§ TO BE DONE:
Copy each line below in which the word "with" occurs.

-- START AVAILABLE RECORDS --

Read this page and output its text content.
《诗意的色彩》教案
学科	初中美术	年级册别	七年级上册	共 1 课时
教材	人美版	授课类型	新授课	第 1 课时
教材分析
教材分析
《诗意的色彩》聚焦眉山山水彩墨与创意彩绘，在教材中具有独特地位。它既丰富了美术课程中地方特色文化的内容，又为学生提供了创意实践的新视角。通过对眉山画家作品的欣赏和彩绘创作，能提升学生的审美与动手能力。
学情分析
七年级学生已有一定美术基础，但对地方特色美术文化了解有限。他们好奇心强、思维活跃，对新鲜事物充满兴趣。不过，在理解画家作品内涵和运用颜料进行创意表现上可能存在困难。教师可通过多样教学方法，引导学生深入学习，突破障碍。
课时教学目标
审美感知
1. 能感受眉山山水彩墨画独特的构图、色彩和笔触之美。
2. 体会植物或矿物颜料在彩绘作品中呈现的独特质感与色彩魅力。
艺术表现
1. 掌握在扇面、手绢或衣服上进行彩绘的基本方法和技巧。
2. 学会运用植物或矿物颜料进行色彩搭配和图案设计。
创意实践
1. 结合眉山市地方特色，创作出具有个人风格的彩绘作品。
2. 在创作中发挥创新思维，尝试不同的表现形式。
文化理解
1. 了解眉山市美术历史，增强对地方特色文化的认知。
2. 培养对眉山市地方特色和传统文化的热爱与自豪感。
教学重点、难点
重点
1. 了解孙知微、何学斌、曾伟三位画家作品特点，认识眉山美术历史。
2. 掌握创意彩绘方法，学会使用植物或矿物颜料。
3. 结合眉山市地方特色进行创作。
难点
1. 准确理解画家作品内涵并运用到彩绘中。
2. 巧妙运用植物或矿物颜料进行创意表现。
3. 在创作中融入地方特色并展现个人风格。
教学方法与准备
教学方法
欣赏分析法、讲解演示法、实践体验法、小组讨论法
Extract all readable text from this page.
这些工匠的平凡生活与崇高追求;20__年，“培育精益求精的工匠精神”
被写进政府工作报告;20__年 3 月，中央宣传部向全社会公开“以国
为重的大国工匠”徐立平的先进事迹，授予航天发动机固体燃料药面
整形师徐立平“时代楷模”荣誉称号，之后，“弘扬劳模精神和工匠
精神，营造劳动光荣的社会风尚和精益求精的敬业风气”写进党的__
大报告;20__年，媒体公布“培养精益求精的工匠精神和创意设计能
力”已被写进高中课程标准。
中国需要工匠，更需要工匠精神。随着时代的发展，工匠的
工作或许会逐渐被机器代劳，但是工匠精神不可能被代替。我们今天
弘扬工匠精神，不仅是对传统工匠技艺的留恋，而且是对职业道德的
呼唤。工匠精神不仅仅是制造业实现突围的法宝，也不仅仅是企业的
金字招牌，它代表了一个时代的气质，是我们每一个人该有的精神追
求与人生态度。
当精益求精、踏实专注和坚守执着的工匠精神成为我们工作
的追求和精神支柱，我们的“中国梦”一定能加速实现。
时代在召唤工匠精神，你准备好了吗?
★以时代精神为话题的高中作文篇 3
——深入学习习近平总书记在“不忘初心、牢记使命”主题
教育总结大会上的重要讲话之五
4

-- END AVAILABLE RECORDS --
-- START AVAILABLE RECORDS --

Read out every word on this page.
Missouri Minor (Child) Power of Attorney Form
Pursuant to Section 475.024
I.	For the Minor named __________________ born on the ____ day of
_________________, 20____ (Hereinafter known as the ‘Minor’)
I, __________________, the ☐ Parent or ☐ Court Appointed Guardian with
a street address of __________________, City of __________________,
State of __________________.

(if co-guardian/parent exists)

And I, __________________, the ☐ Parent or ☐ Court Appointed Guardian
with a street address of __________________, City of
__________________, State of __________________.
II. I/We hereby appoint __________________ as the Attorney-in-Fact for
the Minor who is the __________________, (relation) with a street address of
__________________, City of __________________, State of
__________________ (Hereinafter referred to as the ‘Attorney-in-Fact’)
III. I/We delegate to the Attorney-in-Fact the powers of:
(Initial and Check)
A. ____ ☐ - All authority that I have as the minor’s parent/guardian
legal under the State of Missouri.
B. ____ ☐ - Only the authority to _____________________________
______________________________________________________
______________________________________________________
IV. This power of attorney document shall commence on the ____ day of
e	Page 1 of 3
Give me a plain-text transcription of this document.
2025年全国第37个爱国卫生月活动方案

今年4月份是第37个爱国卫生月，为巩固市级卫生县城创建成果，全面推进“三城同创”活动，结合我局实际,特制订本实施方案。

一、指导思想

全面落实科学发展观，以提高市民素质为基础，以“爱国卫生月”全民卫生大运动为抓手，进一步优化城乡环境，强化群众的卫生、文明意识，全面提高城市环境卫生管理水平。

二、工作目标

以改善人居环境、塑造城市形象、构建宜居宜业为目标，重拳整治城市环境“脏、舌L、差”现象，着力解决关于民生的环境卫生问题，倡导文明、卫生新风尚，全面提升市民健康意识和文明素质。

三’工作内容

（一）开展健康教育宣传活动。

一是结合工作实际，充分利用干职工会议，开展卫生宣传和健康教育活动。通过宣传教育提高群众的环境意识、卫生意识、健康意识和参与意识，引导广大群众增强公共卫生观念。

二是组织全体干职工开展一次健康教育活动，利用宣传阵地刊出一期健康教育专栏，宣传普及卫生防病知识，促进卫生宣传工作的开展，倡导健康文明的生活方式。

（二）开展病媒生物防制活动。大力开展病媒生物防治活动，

-- END AVAILABLE RECORDS --
-- START AVAILABLE RECORDS --

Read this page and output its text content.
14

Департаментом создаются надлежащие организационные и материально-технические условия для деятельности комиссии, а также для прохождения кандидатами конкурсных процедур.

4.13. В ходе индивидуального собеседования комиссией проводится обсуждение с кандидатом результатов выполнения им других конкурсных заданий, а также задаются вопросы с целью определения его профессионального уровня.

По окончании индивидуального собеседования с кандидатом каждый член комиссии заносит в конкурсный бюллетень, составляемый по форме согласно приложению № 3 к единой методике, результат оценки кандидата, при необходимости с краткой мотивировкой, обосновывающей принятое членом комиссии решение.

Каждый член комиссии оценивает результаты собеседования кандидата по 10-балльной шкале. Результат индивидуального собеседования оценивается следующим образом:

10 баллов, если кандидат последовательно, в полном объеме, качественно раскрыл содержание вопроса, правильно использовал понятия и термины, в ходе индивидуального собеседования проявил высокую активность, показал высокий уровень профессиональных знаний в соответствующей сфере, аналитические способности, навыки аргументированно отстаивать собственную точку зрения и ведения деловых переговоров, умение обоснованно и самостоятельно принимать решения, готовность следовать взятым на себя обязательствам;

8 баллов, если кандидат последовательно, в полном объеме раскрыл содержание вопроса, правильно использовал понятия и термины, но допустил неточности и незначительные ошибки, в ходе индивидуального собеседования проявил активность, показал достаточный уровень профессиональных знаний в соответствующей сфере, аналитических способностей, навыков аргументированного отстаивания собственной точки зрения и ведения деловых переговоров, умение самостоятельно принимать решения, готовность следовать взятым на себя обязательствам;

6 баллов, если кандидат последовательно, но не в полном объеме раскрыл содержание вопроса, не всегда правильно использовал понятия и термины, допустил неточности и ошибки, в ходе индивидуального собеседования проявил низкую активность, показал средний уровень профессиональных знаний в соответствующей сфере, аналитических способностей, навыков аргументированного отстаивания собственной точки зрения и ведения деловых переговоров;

-- END AVAILABLE RECORDS --

§ IN RESPONSE:
I, __________________, the ☐ Parent or ☐ Court Appointed Guardian with
with a street address of __________________, City of
the Minor who is the __________________, (relation) with a street address of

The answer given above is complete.